▸ **Text extract**:
——
Since this was early 1996 when I realized this, I made this decision at a time when I had friends who had skipped college all together to work in internet startups, get paid in stock options, and otherwise make a lot of money. I didn't see much of them except online (those wacky startup death-marches). That wasn't a gravy train I could get on and survive sane. So, no programming career for me. SysAdmin it was!

I paid for my own Certified Novell Administrator (NW4.10 IIRC) that September while I was working temp jobs. One of the temp jobs went permanent in January of 1997, and I was hired at the bottom rung: Help Desk.

This wasn't all bad, as it happened. Our helpdesk had all of 4 people on it at the time, one dispatcher who half-timed with Solaris and Prime admin work, and three technicians. We pretty much did it all. Two of 'em handled server side stuff (NetWare exclusively) when server stuff needed handling, and all three of us dealt with desktop stuff.
——
▸ **Dataset content**:
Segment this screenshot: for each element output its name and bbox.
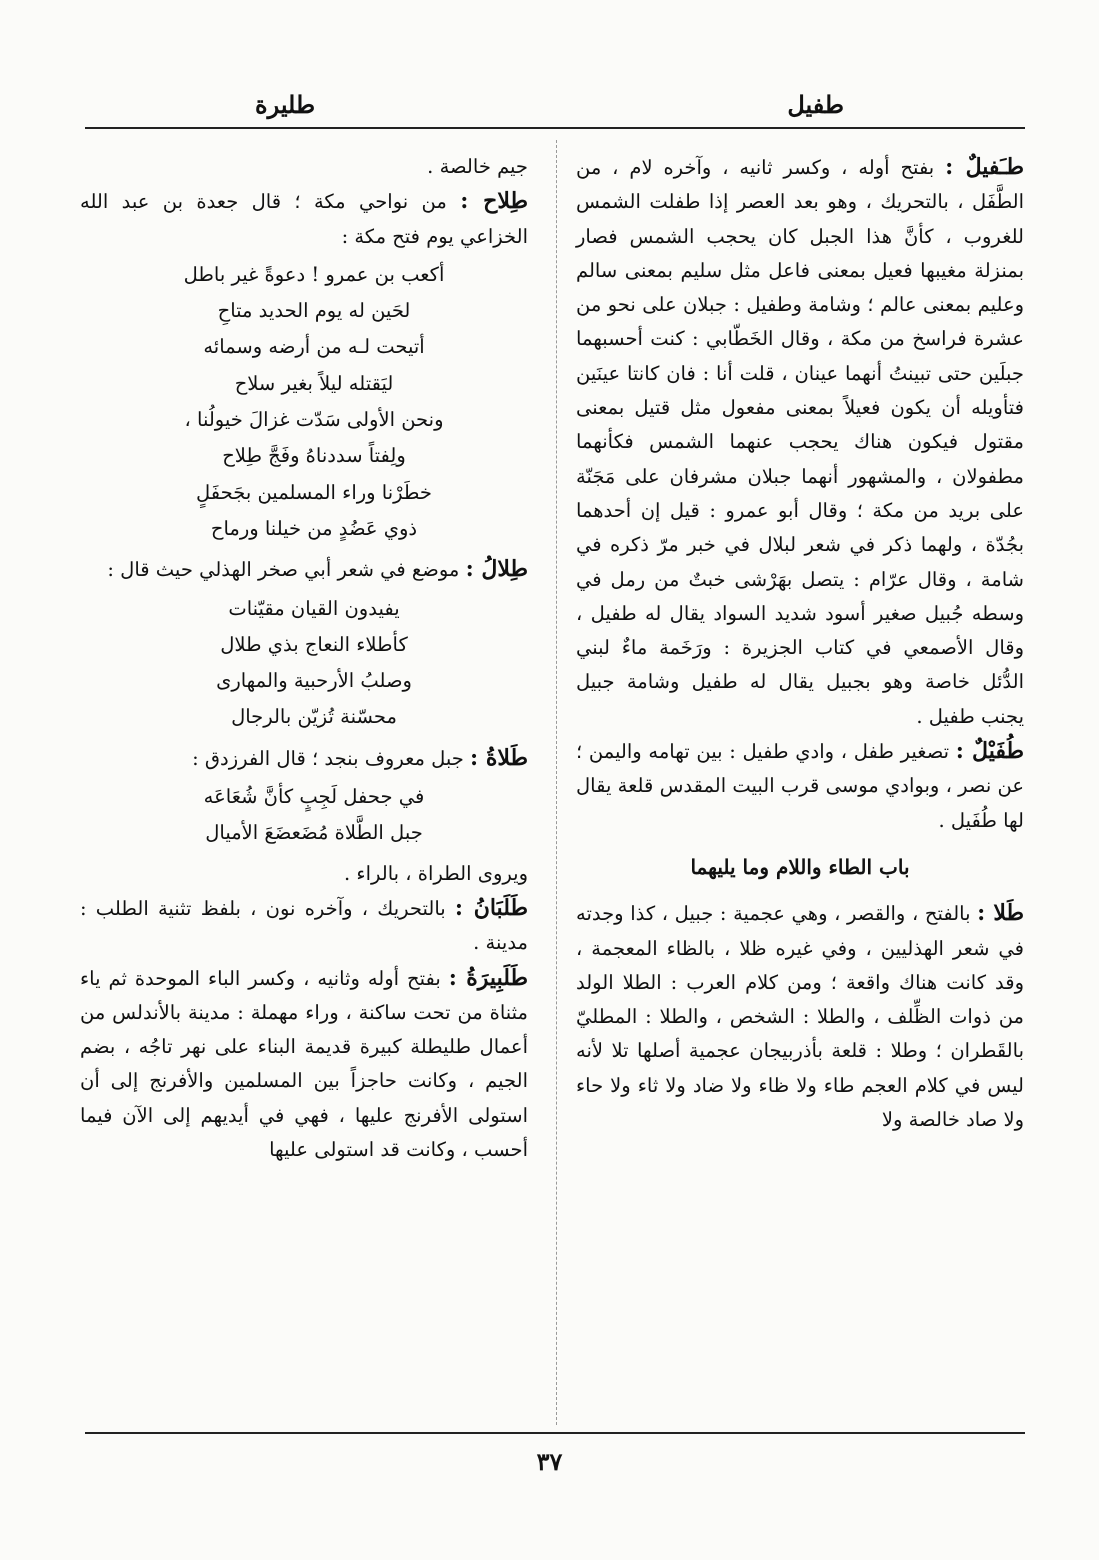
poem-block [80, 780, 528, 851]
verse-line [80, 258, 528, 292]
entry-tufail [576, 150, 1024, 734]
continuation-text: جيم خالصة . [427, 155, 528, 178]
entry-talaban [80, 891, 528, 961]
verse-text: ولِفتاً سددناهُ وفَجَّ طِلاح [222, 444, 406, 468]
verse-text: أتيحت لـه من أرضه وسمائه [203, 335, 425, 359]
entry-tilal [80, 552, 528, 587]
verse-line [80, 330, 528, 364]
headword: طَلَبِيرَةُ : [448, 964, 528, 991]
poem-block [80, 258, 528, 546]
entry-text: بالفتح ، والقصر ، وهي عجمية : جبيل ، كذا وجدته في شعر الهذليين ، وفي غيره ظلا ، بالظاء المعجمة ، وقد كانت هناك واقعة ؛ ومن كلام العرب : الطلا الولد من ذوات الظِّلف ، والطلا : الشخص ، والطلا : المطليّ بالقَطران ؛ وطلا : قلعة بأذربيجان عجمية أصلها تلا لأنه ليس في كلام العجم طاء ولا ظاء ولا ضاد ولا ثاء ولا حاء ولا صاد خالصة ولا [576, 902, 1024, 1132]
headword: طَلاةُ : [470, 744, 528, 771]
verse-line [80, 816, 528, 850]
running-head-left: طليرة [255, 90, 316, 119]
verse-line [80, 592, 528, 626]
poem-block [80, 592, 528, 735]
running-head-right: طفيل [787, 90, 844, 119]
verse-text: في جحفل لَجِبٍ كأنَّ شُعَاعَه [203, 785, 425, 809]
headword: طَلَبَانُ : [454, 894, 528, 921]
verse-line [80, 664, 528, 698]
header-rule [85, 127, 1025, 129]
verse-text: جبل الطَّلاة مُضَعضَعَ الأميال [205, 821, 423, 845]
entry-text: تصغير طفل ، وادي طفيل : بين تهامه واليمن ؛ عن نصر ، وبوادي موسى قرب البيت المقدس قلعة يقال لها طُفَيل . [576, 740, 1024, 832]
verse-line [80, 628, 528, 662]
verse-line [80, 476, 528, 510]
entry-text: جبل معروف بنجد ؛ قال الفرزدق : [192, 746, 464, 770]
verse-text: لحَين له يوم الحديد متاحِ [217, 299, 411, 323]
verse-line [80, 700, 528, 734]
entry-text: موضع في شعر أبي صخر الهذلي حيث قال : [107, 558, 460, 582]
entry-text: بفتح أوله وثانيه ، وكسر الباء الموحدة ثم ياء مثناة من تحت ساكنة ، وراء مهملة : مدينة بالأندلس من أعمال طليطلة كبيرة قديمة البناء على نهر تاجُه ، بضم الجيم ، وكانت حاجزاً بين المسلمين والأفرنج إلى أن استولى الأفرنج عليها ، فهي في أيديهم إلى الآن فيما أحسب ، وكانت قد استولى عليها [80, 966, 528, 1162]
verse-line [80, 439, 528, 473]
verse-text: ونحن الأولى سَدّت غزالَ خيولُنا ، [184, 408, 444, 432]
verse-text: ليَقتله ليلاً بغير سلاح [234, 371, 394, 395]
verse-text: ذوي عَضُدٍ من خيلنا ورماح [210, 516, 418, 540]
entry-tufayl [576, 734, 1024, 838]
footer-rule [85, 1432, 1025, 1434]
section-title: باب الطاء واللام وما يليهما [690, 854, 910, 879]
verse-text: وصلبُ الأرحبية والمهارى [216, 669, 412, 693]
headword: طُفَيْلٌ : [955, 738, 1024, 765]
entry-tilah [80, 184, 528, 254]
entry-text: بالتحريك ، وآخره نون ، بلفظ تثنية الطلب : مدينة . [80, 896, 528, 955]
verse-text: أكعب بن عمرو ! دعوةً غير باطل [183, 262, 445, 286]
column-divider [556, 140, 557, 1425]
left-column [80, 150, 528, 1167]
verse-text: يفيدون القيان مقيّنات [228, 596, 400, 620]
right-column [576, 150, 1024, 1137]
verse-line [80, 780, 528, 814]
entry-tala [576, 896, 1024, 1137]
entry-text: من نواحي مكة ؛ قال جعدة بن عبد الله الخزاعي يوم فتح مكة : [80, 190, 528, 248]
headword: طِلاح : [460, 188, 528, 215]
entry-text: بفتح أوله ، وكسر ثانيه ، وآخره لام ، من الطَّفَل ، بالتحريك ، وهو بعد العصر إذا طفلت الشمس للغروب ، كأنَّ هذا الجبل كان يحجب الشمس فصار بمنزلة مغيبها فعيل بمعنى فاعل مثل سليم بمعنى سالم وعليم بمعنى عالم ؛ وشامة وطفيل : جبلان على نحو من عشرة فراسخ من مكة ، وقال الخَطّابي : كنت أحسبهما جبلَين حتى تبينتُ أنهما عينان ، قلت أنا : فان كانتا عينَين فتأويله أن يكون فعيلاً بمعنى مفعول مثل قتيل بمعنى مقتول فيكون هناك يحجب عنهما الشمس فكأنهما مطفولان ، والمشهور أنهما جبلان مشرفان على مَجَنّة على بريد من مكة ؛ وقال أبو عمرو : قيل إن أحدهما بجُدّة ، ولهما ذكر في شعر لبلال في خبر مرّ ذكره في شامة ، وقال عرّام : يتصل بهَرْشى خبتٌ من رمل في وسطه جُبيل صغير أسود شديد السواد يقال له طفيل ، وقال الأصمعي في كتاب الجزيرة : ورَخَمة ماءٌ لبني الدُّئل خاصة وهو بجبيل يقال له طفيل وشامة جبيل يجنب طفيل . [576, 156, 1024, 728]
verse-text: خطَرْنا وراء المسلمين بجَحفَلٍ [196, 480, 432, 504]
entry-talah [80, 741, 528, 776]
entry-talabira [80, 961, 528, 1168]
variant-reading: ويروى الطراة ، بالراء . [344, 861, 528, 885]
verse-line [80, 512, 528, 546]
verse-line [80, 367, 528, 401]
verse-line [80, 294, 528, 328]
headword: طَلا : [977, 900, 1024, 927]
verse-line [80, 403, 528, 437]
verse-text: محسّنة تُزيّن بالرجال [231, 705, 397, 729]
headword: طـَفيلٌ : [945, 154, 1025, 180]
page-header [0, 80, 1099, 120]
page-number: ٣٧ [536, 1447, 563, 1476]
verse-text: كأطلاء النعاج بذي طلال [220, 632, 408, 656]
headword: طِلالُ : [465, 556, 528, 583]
——
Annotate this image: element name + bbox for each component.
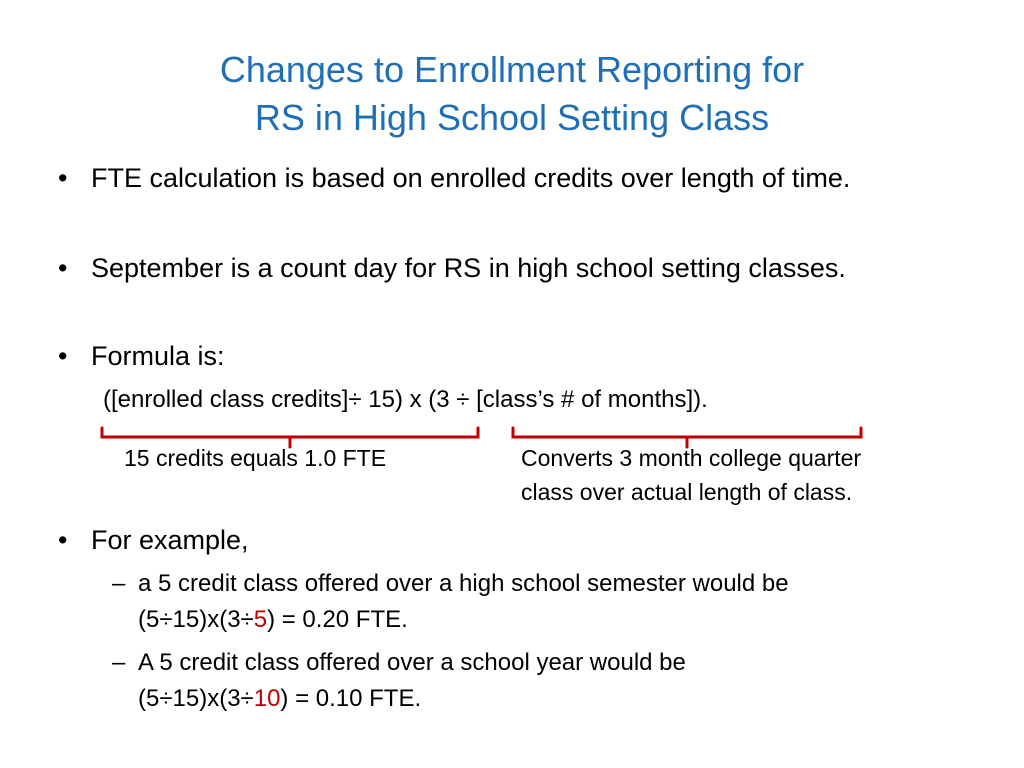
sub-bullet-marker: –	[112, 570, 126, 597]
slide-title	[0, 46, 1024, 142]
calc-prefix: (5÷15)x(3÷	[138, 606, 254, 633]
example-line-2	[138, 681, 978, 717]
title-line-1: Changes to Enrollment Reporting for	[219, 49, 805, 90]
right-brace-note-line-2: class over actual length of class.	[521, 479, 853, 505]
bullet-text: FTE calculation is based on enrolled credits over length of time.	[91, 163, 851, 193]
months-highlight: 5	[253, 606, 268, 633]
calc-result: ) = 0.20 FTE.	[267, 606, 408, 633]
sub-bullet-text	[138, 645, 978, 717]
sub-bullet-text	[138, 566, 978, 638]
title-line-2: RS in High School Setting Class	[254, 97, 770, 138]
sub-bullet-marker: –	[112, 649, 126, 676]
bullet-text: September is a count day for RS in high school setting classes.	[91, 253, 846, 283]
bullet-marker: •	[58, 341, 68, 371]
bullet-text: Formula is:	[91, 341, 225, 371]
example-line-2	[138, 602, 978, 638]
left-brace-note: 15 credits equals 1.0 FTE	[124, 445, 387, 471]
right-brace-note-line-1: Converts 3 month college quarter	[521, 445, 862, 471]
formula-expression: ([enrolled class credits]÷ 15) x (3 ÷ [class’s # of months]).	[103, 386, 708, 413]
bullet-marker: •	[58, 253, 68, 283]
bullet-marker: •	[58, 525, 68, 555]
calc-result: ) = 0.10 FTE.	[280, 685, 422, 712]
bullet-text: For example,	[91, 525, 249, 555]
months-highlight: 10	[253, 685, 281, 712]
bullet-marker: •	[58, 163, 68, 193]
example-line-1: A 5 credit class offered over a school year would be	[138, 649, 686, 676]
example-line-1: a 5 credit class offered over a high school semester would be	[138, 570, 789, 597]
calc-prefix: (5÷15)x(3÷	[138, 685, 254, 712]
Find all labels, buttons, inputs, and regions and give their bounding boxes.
——
▸ **Instructions**:
[A] Render this sentence from the passage on starting out in systems administration in Spanish: "One of the temp jobs went permanent in January of 1997, and I was hired at the bottom rung: Help Desk."
[B] Carry the passage on starting out in systems administration forward from its final sentence, in the same first-person voice.
The entries are separate material with no connection to the passage about starting out in systems administration.

▸ **Exercise answers**:
[A] Uno de los trabajos temporales pasó a ser permanente en enero de 1997, y me contrataron en el escalón más bajo: la mesa de ayuda.

[B]
Then I got mono in the summer of 1998. I was out for a week. When I came back, my boss didn't believe I was up for the full desktop rotation and grounded me to my desk to update documentation. Specifically, update our Windows 95 installation guides. What was supposed to take a week took about 6 hours. Then I was bored.

And there was this NetWare 3.11 to NetWare 4.11 upgrade project that had been languishing un-loved due to lack of time from the three of us. And here I was desk-bound, and bored. So I dug into it. By Thursday I had a full migration procedure mapped out, from server side to things that needed doing on the desktop. We did the first migration that August, and it worked pretty much like I documented. The rest of the NW3.x to NW4.11 migrations went as easily.

From there it was a slam-dunk that I get into NetWare Sysadmin work. I got into Windows admin that December while I was attending my Windows NT Administration classes. On Monday of Week 2 (the advanced admin class if I remember right) I got a call from my boss telling me that the current NT administrator had given 2 weeks notice and announced he was going on 2 weeks of vacation, and I'd be the new NT guy when I got back from class.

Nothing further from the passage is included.